Goal of the exercise: Repeat the records verbatim and leave the pictures out of your copy.

Data extracted from a collection
○ ○ ○ ○

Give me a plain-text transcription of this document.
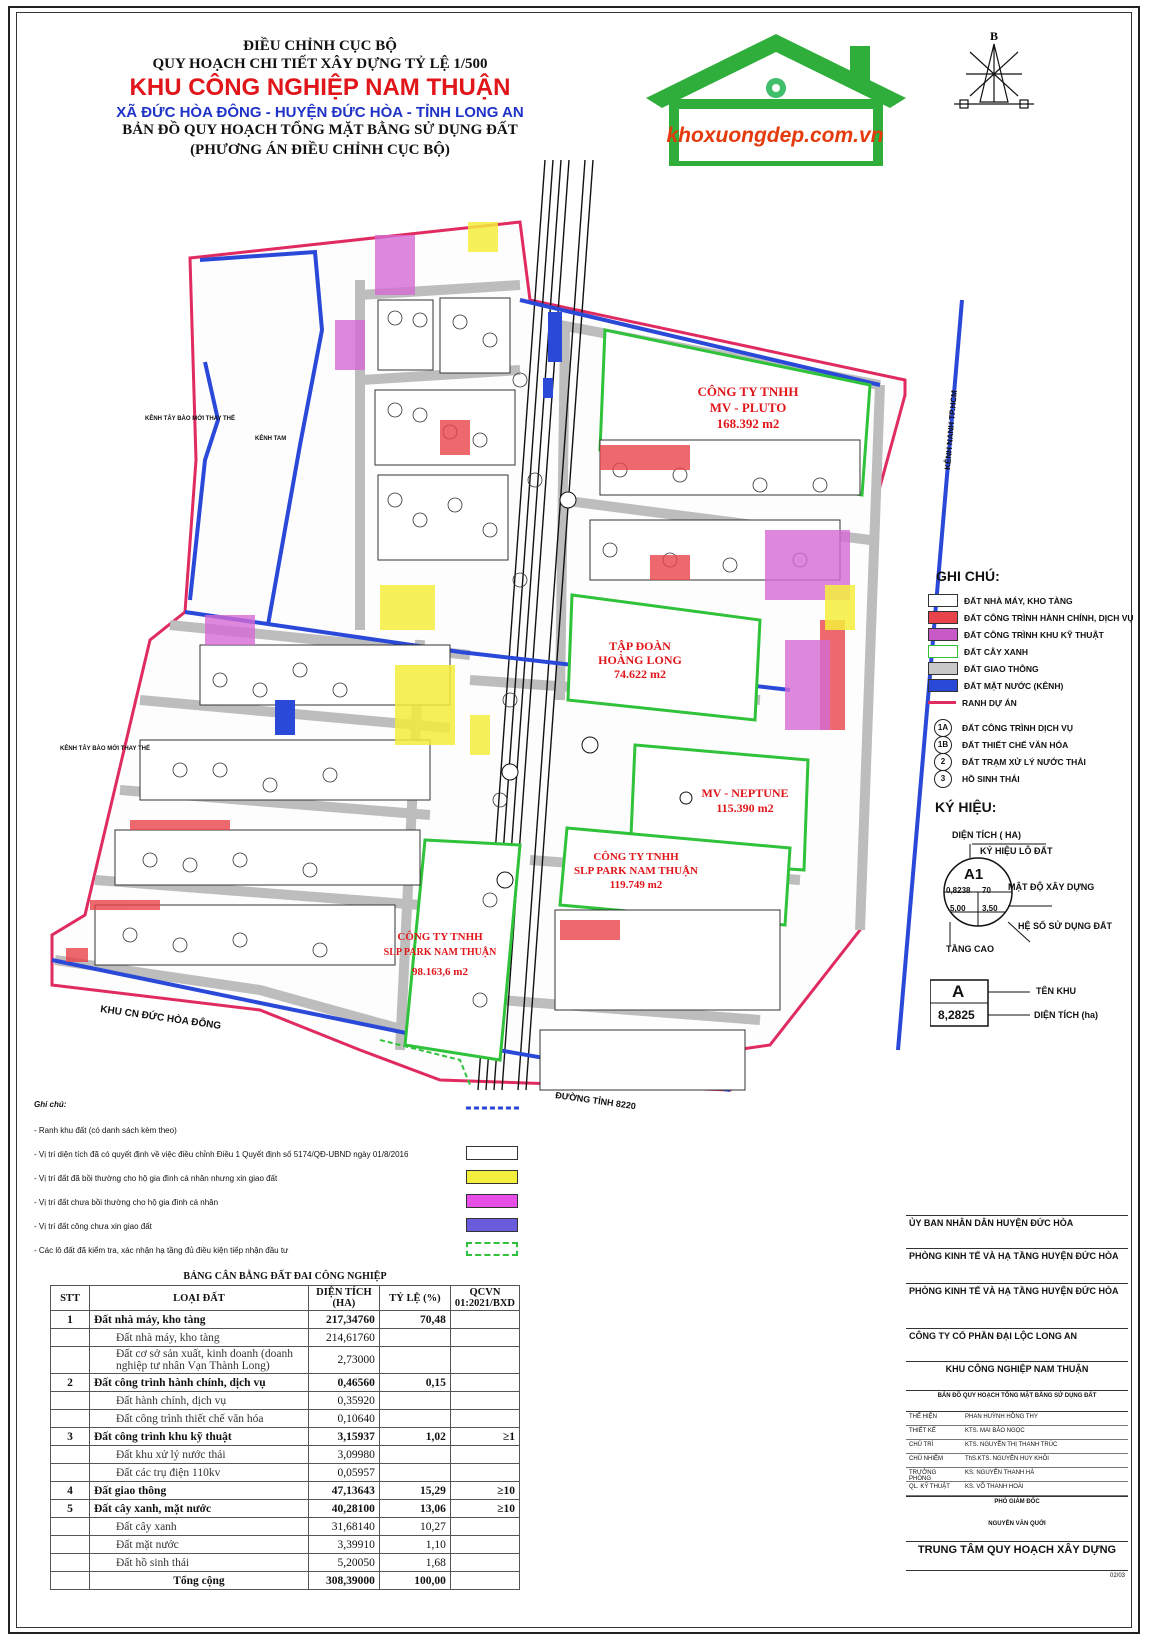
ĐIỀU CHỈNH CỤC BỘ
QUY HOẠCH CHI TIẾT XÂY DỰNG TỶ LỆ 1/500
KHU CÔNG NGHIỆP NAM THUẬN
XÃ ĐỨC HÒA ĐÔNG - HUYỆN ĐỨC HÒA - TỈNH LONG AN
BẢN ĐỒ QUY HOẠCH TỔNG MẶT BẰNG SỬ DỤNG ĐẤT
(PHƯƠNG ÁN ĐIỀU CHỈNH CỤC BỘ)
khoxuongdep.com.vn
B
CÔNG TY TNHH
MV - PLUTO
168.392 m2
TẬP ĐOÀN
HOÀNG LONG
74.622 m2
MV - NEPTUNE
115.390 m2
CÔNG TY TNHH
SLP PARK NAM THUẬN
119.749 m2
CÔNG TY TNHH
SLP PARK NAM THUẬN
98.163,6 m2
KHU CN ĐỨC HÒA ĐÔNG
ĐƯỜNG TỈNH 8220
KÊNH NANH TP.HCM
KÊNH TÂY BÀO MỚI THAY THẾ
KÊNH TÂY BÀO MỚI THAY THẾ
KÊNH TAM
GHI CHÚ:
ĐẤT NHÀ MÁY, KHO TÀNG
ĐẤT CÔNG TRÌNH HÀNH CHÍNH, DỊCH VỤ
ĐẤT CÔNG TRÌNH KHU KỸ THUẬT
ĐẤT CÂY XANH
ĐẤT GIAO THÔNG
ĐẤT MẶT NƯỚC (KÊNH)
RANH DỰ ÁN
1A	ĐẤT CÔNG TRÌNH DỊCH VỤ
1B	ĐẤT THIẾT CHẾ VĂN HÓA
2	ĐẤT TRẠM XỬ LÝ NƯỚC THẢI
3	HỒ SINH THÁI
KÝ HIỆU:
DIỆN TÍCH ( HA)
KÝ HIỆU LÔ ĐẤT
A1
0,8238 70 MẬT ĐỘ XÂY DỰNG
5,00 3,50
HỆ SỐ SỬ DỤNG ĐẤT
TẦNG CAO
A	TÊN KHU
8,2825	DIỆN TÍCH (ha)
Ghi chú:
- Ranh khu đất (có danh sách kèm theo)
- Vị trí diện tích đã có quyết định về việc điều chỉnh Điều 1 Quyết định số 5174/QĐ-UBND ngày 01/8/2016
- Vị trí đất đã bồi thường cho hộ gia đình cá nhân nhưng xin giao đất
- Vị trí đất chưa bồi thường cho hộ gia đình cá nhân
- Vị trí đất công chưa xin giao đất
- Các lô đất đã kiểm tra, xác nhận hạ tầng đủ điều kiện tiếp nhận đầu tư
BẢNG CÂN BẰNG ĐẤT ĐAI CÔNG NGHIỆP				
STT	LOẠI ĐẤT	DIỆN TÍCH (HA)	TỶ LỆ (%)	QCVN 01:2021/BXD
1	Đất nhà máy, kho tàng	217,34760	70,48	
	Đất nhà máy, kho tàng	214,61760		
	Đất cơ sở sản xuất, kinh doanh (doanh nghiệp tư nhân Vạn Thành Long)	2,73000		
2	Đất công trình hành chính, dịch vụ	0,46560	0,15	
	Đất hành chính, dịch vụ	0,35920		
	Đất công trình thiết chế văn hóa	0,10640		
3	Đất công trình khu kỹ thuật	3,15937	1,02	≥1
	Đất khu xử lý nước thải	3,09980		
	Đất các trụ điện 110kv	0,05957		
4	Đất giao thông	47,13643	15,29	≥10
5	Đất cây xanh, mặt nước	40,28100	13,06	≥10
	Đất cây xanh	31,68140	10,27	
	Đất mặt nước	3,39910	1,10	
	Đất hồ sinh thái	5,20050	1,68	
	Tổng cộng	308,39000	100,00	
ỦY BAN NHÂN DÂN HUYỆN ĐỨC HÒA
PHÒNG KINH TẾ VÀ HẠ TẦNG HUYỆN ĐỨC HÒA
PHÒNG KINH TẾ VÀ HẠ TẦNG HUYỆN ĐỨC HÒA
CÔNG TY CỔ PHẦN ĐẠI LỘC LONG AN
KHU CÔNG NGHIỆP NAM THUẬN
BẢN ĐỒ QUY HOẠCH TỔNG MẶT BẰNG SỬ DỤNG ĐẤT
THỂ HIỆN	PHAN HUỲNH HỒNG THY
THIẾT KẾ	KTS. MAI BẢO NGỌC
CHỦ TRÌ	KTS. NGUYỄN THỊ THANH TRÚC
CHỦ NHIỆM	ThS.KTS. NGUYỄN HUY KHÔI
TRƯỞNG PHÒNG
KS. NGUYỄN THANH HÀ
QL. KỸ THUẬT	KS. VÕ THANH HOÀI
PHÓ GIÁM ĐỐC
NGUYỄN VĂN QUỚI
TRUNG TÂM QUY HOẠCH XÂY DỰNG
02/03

○ ○ ○ ○

In response:
Give me a plain-text transcription of this document.
ĐIỀU CHỈNH CỤC BỘ
QUY HOẠCH CHI TIẾT XÂY DỰNG TỶ LỆ 1/500
KHU CÔNG NGHIỆP NAM THUẬN
XÃ ĐỨC HÒA ĐÔNG - HUYỆN ĐỨC HÒA - TỈNH LONG AN
BẢN ĐỒ QUY HOẠCH TỔNG MẶT BẰNG SỬ DỤNG ĐẤT
(PHƯƠNG ÁN ĐIỀU CHỈNH CỤC BỘ)
khoxuongdep.com.vn
B
CÔNG TY TNHH
MV - PLUTO
168.392 m2
TẬP ĐOÀN
HOÀNG LONG
74.622 m2
MV - NEPTUNE
115.390 m2
CÔNG TY TNHH
SLP PARK NAM THUẬN
119.749 m2
CÔNG TY TNHH
SLP PARK NAM THUẬN
98.163,6 m2
KHU CN ĐỨC HÒA ĐÔNG
ĐƯỜNG TỈNH 8220
KÊNH NANH TP.HCM
KÊNH TÂY BÀO MỚI THAY THẾ
KÊNH TÂY BÀO MỚI THAY THẾ
KÊNH TAM
GHI CHÚ:
ĐẤT NHÀ MÁY, KHO TÀNG
ĐẤT CÔNG TRÌNH HÀNH CHÍNH, DỊCH VỤ
ĐẤT CÔNG TRÌNH KHU KỸ THUẬT
ĐẤT CÂY XANH
ĐẤT GIAO THÔNG
ĐẤT MẶT NƯỚC (KÊNH)
RANH DỰ ÁN
1A	ĐẤT CÔNG TRÌNH DỊCH VỤ
1B	ĐẤT THIẾT CHẾ VĂN HÓA
2	ĐẤT TRẠM XỬ LÝ NƯỚC THẢI
3	HỒ SINH THÁI
KÝ HIỆU:
DIỆN TÍCH ( HA)
KÝ HIỆU LÔ ĐẤT
A1
0,8238 70 MẬT ĐỘ XÂY DỰNG
5,00 3,50
HỆ SỐ SỬ DỤNG ĐẤT
TẦNG CAO
A	TÊN KHU
8,2825	DIỆN TÍCH (ha)
Ghi chú:
- Ranh khu đất (có danh sách kèm theo)
- Vị trí diện tích đã có quyết định về việc điều chỉnh Điều 1 Quyết định số 5174/QĐ-UBND ngày 01/8/2016
- Vị trí đất đã bồi thường cho hộ gia đình cá nhân nhưng xin giao đất
- Vị trí đất chưa bồi thường cho hộ gia đình cá nhân
- Vị trí đất công chưa xin giao đất
- Các lô đất đã kiểm tra, xác nhận hạ tầng đủ điều kiện tiếp nhận đầu tư
BẢNG CÂN BẰNG ĐẤT ĐAI CÔNG NGHIỆP				
STT	LOẠI ĐẤT	DIỆN TÍCH (HA)	TỶ LỆ (%)	QCVN 01:2021/BXD
1	Đất nhà máy, kho tàng	217,34760	70,48	
	Đất nhà máy, kho tàng	214,61760		
	Đất cơ sở sản xuất, kinh doanh (doanh nghiệp tư nhân Vạn Thành Long)	2,73000		
2	Đất công trình hành chính, dịch vụ	0,46560	0,15	
	Đất hành chính, dịch vụ	0,35920		
	Đất công trình thiết chế văn hóa	0,10640		
3	Đất công trình khu kỹ thuật	3,15937	1,02	≥1
	Đất khu xử lý nước thải	3,09980		
	Đất các trụ điện 110kv	0,05957		
4	Đất giao thông	47,13643	15,29	≥10
5	Đất cây xanh, mặt nước	40,28100	13,06	≥10
	Đất cây xanh	31,68140	10,27	
	Đất mặt nước	3,39910	1,10	
	Đất hồ sinh thái	5,20050	1,68	
	Tổng cộng	308,39000	100,00	
ỦY BAN NHÂN DÂN HUYỆN ĐỨC HÒA
PHÒNG KINH TẾ VÀ HẠ TẦNG HUYỆN ĐỨC HÒA
PHÒNG KINH TẾ VÀ HẠ TẦNG HUYỆN ĐỨC HÒA
CÔNG TY CỔ PHẦN ĐẠI LỘC LONG AN
KHU CÔNG NGHIỆP NAM THUẬN
BẢN ĐỒ QUY HOẠCH TỔNG MẶT BẰNG SỬ DỤNG ĐẤT
THỂ HIỆN	PHAN HUỲNH HỒNG THY
THIẾT KẾ	KTS. MAI BẢO NGỌC
CHỦ TRÌ	KTS. NGUYỄN THỊ THANH TRÚC
CHỦ NHIỆM	ThS.KTS. NGUYỄN HUY KHÔI
TRƯỞNG PHÒNG
KS. NGUYỄN THANH HÀ
QL. KỸ THUẬT	KS. VÕ THANH HOÀI
PHÓ GIÁM ĐỐC
NGUYỄN VĂN QUỚI
TRUNG TÂM QUY HOẠCH XÂY DỰNG
02/03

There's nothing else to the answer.